Reproduce the listing below verbatim.

------------------------------------------------------------

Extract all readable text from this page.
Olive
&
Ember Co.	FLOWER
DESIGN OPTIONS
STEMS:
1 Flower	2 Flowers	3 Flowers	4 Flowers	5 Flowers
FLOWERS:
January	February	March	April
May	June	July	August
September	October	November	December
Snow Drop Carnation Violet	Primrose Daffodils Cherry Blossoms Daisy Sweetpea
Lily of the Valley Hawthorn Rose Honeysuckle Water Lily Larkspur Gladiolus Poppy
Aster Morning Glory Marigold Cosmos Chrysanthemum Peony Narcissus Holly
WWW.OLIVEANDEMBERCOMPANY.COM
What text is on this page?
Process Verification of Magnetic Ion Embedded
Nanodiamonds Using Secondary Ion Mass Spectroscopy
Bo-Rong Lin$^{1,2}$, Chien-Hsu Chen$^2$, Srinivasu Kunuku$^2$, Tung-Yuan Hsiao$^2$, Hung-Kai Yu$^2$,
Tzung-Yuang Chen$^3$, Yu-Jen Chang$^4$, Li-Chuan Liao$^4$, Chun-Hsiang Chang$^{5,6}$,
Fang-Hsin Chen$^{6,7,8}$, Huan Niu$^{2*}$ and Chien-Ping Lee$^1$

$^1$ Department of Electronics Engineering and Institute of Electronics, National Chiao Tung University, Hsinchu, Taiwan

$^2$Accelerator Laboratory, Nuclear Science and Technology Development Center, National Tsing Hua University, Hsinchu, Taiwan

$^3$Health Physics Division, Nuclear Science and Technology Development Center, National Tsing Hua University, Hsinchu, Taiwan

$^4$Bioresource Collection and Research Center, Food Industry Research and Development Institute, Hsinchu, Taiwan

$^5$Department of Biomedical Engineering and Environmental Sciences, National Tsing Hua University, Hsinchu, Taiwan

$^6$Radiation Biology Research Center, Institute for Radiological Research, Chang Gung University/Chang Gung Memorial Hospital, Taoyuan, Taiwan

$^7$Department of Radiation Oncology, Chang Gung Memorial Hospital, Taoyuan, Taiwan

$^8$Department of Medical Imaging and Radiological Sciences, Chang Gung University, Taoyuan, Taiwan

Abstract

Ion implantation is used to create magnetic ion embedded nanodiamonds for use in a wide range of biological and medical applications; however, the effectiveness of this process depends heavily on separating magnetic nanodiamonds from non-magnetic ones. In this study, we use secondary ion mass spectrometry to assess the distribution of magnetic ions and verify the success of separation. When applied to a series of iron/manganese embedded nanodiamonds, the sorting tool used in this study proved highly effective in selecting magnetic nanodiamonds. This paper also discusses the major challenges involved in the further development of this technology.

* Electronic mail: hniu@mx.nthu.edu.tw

------------------------------------------------------------

- **Complete answer**:
Extract all readable text from this page.
Olive
&
Ember Co.	FLOWER
DESIGN OPTIONS
STEMS:
1 Flower	2 Flowers	3 Flowers	4 Flowers	5 Flowers
FLOWERS:
January	February	March	April
May	June	July	August
September	October	November	December
Snow Drop Carnation Violet	Primrose Daffodils Cherry Blossoms Daisy Sweetpea
Lily of the Valley Hawthorn Rose Honeysuckle Water Lily Larkspur Gladiolus Poppy
Aster Morning Glory Marigold Cosmos Chrysanthemum Peony Narcissus Holly
WWW.OLIVEANDEMBERCOMPANY.COM
What text is on this page?
Process Verification of Magnetic Ion Embedded
Nanodiamonds Using Secondary Ion Mass Spectroscopy
Bo-Rong Lin$^{1,2}$, Chien-Hsu Chen$^2$, Srinivasu Kunuku$^2$, Tung-Yuan Hsiao$^2$, Hung-Kai Yu$^2$,
Tzung-Yuang Chen$^3$, Yu-Jen Chang$^4$, Li-Chuan Liao$^4$, Chun-Hsiang Chang$^{5,6}$,
Fang-Hsin Chen$^{6,7,8}$, Huan Niu$^{2*}$ and Chien-Ping Lee$^1$

$^1$ Department of Electronics Engineering and Institute of Electronics, National Chiao Tung University, Hsinchu, Taiwan

$^2$Accelerator Laboratory, Nuclear Science and Technology Development Center, National Tsing Hua University, Hsinchu, Taiwan

$^3$Health Physics Division, Nuclear Science and Technology Development Center, National Tsing Hua University, Hsinchu, Taiwan

$^4$Bioresource Collection and Research Center, Food Industry Research and Development Institute, Hsinchu, Taiwan

$^5$Department of Biomedical Engineering and Environmental Sciences, National Tsing Hua University, Hsinchu, Taiwan

$^6$Radiation Biology Research Center, Institute for Radiological Research, Chang Gung University/Chang Gung Memorial Hospital, Taoyuan, Taiwan

$^7$Department of Radiation Oncology, Chang Gung Memorial Hospital, Taoyuan, Taiwan

$^8$Department of Medical Imaging and Radiological Sciences, Chang Gung University, Taoyuan, Taiwan

Abstract

Ion implantation is used to create magnetic ion embedded nanodiamonds for use in a wide range of biological and medical applications; however, the effectiveness of this process depends heavily on separating magnetic nanodiamonds from non-magnetic ones. In this study, we use secondary ion mass spectrometry to assess the distribution of magnetic ions and verify the success of separation. When applied to a series of iron/manganese embedded nanodiamonds, the sorting tool used in this study proved highly effective in selecting magnetic nanodiamonds. This paper also discusses the major challenges involved in the further development of this technology.

* Electronic mail: hniu@mx.nthu.edu.tw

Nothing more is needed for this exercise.